**Written exercise 1**.
Answer these questions using the report on the fact-finding visit.
(a) Between which dates did the team visit the DPRK?
(b) How many people does the report say U.S. troops killed in Sinchon County?
(c) In which city did the team hold a press conference after finishing its five-day visit to north Korea?
**Written exercise 2**. Reproduce word for word everything in the report on the fact-finding visit from "The former U.S." down to "held in New York.".

The international fact-finding team, headed by former U.S. Attorney General Ramsey Clark, visited the DPRK between May 15 and 19 to investigate the cases of massacre committed by U.S. troops during the 1950-53 Korean War.

During its five-day visit, “the international group to probe the truth behind GI’s atrocities” inspected scenes of massacres committed by U.S. troops, heard testimonies of survivors and discuss matters concerned with DPRK officials concerned in preparation for “the Korea International War Crimes Tribunal on U.S. Troop Massacres of Civilians during the Korean War” to be held from Jun. 23 to 25 in New York.

The investigation team visited Sinchon County in South Hwanghae Province to conduct an inquiry in “the Sinchon Massacre,” while visiting the Sinchon War Museum, collecting documents and materials on the massacre and hearing testimonies of victims. (The U.S. troops, after occupying Sinchon County, killed 35,383 innocent people in the county or a quarter of the total population of the county from October 17 to December 17, 1950. In the DPRK, the Sinchon massacre is a symbol of the U.S. troops’ wartime massacre.)

Mr. Clark said that as an American citizen he felt guilty about GI’s atrocities during the Korean War. Noting that the U.S. government, afraid of the disclosure of its wartime atrocities to the world, has tried to cover up the truth, he stressed that victims’ testimonies were of great importance as they exposed part of the U.S.’s history of aggression against Korea and would be widely used to let many people know about the sufferings imposed by the U.S. on the Korean people.

The fact-finding team also held talks in Pyongyang with survivors of the Korean War and collected their testimonies about U.S. troops’ mass killings of civilians, indiscriminate bombing by the U.S. Air Force and its use of germ bombs.

The former U.S. attorney general said that facts probed and testimonies made by victims would be made public at the upcoming international war crimes tribunal to be held in New York.

In a press conference held on May 18 in Pyongyang, Ramsey Clark said that he had “the urgent task to let people know about the misfortunes and sufferings the Korean people have undergone since the U.S. forces occupied south Korea in 1945.”

“We will strive to let people of the world have a correct understanding of Korea and war crimes committed by the GIs,” he added.

The investigation team also said, in a press conference in Seoul after wrapping up its five-day visit to north Korea, that it witnessed the severity of the U.S. wartime crimes committed in north Korea during the Korean War and that their crimes were much severer than those committed in south Korea in the scale of damage and degree of cruelty.

Referring to the facts that the U.S. still stations its armed forces in south Korea and creates the condition of the division of Korea, Ramsey Clark pointed out that the U.S. still persistently makes vicious propaganda against the DPRK to cover up the truth about its war crimes.

Stressing that the biggest scar left by the Korean War was the division of Korea, he said that the U.S.’s policy of maintaining the division of Korea should be punished as “a crime against peace” in the New York war crimes tribunal.

Brian Becker, a joint chairman of the International Action Center, said he would make every effort for the withdrawal of the U.S. troops from south Korea and for a lasting peace on the Korean Peninsula.

In September 1999, Associated Press began publishing a series of articles based on an investigation of the massacre that took place in the south Korean village of Rogun-ri in July 1950.

**Records supplied**.
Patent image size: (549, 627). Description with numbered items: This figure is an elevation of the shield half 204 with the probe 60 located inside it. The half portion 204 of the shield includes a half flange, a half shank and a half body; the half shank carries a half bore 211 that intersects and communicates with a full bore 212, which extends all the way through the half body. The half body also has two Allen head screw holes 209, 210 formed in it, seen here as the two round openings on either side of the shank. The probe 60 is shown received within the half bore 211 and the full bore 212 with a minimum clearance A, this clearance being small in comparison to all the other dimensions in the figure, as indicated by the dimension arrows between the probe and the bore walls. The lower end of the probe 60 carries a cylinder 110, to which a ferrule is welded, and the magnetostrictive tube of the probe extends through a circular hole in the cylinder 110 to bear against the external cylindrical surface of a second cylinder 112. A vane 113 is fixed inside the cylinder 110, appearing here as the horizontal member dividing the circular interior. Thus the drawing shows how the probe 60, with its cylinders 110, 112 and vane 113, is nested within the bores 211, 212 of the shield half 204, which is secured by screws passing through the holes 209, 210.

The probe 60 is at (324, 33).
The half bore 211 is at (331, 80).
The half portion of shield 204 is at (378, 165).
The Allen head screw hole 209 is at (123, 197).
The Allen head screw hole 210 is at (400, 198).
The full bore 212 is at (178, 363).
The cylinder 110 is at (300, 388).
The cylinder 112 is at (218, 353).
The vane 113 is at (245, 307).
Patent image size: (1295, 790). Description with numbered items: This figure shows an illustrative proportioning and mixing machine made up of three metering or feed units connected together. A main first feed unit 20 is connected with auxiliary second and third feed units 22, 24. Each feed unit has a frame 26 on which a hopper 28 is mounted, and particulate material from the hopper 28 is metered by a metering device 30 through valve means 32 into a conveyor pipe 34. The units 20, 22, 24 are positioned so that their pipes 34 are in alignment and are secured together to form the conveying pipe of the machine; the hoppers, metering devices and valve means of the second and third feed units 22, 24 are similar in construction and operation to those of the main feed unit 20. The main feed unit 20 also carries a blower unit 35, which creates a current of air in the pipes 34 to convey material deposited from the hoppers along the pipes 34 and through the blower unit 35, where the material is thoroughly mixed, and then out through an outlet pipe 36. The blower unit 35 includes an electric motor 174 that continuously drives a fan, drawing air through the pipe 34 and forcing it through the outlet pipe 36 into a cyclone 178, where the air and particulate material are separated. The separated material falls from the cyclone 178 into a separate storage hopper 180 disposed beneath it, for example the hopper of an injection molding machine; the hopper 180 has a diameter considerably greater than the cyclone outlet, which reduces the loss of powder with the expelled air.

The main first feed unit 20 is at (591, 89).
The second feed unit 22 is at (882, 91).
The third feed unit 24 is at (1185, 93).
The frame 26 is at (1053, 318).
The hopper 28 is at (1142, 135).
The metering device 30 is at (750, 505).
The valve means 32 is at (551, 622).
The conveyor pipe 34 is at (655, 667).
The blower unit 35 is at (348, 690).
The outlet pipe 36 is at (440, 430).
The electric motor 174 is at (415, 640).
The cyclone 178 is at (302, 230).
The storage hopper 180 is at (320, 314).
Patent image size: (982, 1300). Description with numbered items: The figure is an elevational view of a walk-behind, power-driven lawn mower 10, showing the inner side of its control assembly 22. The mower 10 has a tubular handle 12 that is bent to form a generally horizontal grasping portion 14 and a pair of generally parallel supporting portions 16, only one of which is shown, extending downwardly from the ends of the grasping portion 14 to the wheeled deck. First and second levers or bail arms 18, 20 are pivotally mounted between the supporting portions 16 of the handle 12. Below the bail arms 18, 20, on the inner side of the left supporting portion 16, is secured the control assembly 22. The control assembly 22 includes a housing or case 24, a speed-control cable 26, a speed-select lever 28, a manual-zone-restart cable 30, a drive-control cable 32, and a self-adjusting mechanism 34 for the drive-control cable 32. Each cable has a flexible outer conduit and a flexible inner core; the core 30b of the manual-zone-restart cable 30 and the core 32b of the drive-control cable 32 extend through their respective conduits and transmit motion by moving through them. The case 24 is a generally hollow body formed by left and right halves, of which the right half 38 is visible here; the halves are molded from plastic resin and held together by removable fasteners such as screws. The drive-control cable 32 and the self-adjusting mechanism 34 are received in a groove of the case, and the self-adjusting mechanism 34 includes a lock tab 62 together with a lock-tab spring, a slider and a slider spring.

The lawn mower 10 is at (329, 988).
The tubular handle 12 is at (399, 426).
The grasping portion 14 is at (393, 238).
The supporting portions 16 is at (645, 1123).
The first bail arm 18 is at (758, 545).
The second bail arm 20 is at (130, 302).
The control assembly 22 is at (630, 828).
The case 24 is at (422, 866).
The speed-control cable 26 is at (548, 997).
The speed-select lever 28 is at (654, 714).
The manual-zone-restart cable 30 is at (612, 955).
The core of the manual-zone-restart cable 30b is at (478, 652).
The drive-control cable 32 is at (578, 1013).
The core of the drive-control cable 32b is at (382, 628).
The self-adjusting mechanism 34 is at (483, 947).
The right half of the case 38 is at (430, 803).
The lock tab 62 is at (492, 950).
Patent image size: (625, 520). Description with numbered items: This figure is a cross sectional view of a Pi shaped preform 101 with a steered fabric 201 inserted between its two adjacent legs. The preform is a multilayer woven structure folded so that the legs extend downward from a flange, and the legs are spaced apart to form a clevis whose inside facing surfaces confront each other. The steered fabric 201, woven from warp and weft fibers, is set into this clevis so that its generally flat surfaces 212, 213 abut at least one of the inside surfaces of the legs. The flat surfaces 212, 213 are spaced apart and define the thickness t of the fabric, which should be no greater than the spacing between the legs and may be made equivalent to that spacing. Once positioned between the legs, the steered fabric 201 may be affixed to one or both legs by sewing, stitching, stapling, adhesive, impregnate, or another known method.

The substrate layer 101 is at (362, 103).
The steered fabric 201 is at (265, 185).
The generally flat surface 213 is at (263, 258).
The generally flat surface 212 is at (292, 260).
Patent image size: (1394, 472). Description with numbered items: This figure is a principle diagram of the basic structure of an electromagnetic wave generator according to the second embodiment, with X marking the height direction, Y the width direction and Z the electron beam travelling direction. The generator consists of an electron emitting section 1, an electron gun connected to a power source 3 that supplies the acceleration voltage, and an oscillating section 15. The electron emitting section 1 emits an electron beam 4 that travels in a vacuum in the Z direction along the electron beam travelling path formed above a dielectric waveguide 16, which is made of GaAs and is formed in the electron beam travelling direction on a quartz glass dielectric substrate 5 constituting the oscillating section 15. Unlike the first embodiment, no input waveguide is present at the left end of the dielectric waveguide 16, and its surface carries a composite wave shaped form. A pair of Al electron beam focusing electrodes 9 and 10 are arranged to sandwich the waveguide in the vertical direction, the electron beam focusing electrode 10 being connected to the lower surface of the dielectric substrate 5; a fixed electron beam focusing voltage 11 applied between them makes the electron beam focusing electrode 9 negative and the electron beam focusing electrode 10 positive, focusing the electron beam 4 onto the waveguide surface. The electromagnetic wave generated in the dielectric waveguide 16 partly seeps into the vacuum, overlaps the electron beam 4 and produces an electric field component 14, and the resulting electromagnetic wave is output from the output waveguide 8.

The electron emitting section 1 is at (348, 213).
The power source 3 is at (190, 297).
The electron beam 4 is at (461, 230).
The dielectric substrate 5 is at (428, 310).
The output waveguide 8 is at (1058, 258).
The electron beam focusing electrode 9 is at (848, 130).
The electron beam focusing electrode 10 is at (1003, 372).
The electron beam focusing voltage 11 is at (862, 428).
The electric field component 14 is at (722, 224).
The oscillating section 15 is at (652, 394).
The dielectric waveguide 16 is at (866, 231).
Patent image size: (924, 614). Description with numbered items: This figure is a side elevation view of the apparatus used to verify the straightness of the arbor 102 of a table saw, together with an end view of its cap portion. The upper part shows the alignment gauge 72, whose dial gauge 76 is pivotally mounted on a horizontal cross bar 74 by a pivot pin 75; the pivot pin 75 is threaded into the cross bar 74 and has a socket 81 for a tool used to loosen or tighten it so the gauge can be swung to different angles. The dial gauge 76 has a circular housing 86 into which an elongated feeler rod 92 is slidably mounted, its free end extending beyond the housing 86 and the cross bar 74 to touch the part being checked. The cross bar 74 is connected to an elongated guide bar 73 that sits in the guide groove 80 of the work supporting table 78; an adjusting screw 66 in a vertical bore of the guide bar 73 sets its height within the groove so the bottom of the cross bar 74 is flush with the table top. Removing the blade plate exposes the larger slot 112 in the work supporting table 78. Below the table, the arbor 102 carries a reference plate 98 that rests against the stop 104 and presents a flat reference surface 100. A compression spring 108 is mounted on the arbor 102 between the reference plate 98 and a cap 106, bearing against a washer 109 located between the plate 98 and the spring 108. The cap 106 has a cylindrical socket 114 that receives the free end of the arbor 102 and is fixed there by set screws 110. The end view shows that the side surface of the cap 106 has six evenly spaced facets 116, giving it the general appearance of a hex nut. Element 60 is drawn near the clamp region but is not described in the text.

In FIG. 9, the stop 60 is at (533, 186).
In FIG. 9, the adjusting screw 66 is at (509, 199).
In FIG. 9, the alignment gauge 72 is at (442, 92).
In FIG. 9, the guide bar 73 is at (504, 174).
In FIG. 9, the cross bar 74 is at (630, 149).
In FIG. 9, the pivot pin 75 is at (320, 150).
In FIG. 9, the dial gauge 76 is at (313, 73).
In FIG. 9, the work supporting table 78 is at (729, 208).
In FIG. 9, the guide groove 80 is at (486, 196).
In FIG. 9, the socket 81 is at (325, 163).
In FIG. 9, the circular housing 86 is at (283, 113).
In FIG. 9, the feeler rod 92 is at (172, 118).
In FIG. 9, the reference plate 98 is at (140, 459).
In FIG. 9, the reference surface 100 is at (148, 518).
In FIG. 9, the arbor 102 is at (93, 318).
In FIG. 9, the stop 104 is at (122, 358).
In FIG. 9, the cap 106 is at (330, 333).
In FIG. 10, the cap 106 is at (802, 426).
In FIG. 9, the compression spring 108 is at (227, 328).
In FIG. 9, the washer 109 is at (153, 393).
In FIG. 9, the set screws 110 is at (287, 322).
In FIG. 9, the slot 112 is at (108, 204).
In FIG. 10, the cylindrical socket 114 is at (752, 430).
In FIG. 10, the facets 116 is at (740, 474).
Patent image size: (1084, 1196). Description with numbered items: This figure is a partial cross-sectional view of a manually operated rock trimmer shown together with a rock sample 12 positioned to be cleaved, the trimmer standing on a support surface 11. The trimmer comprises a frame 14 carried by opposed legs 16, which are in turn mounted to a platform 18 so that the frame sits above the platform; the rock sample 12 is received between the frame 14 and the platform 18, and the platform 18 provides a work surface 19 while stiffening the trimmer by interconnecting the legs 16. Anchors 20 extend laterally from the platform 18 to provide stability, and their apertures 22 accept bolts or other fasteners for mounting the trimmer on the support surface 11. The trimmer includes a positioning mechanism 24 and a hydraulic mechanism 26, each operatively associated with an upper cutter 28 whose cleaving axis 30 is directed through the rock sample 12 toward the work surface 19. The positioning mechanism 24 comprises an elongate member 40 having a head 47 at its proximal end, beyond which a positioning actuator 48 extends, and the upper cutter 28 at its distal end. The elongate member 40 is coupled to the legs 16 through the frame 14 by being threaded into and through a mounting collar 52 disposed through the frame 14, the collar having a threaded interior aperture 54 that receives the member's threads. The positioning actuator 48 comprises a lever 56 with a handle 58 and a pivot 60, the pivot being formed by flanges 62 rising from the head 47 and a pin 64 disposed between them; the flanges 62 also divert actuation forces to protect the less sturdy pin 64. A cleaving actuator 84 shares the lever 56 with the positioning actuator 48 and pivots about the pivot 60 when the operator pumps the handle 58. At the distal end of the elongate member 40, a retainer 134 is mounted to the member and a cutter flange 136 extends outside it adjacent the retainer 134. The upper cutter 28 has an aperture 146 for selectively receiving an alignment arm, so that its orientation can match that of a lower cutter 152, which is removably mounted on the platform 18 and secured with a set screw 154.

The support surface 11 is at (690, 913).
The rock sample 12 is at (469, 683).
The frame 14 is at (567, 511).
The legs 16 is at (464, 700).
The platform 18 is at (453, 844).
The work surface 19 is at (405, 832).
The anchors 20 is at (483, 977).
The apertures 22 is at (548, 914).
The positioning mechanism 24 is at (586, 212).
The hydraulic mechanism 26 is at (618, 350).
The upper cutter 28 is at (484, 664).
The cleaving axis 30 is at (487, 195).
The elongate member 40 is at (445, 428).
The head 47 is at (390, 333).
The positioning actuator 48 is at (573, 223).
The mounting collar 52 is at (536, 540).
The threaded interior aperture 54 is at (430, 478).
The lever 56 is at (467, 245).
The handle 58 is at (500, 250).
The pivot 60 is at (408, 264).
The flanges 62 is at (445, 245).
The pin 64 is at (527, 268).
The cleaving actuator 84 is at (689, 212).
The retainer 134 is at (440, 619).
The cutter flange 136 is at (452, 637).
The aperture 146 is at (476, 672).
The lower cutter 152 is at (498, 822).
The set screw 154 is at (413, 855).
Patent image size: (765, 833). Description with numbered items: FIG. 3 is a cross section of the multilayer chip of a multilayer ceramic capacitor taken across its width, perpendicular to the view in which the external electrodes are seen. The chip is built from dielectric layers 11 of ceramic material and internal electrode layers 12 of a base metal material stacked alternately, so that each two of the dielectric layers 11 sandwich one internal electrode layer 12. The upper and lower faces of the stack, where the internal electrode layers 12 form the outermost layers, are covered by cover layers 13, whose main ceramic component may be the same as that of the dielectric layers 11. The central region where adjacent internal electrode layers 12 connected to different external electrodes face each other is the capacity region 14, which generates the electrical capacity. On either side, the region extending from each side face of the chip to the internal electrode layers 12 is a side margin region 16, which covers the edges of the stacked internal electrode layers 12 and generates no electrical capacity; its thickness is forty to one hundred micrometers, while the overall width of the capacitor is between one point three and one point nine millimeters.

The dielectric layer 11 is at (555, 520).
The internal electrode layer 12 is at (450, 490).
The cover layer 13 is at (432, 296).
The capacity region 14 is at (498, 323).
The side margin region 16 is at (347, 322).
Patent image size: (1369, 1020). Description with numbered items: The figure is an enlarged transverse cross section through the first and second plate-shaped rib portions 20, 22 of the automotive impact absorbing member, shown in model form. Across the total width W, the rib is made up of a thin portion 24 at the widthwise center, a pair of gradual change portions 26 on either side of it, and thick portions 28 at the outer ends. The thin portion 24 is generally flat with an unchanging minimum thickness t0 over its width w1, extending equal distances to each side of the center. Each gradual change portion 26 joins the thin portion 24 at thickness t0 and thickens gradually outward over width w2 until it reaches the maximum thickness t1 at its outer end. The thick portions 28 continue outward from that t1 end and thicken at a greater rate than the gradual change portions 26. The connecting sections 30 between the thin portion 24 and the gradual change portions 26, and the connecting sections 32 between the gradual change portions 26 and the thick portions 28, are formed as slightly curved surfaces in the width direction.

**Exercise output 1**.
(a) May 15 and 19
(b) 35,383
(c) Seoul

**Exercise output 2**.
The former U.S. attorney general said that facts probed and testimonies made by victims would be made public at the upcoming international war crimes tribunal to be held in New York.